• **EXERCISE DIRECTIONS**: Copy all entries without alteration and skip the pictures they hold.

Data records
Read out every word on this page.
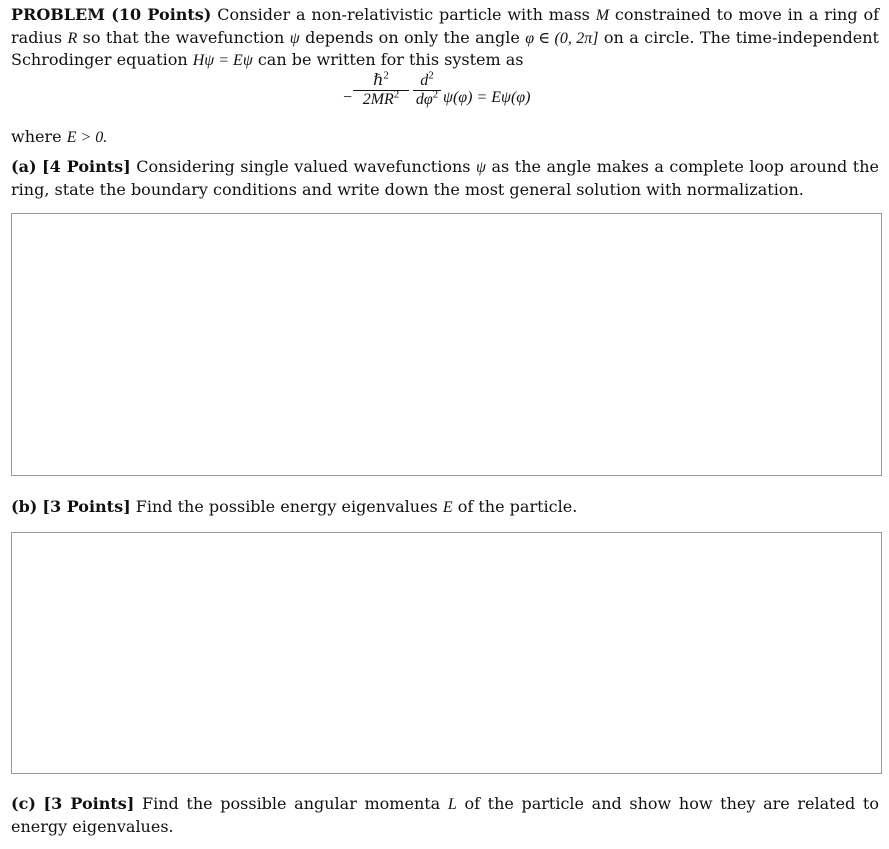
PROBLEM (10 Points) Consider a non-relativistic particle with mass M constrained to move in a ring of radius R so that the wavefunction ψ depends on only the angle φ ∈ (0, 2π] on a circle. The time-independent Schrodinger equation Hψ = Eψ can be written for this system as
−
ℏ$^2$
$2MR^2 \frac{d^2}{d\varphi^2} \psi(\varphi) = E\psi(\varphi)$
where E > 0.
(a) [4 Points] Considering single valued wavefunctions ψ as the angle makes a complete loop around the ring, state the boundary conditions and write down the most general solution with normalization.
(b) [3 Points] Find the possible energy eigenvalues E of the particle.
(c) [3 Points] Find the possible angular momenta L of the particle and show how they are related to energy eigenvalues.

• **WRITTEN ANSWER**:
Read out every word on this page.
PROBLEM (10 Points) Consider a non-relativistic particle with mass M constrained to move in a ring of radius R so that the wavefunction ψ depends on only the angle φ ∈ (0, 2π] on a circle. The time-independent Schrodinger equation Hψ = Eψ can be written for this system as
−
ℏ$^2$
$2MR^2 \frac{d^2}{d\varphi^2} \psi(\varphi) = E\psi(\varphi)$
where E > 0.
(a) [4 Points] Considering single valued wavefunctions ψ as the angle makes a complete loop around the ring, state the boundary conditions and write down the most general solution with normalization.
(b) [3 Points] Find the possible energy eigenvalues E of the particle.
(c) [3 Points] Find the possible angular momenta L of the particle and show how they are related to energy eigenvalues.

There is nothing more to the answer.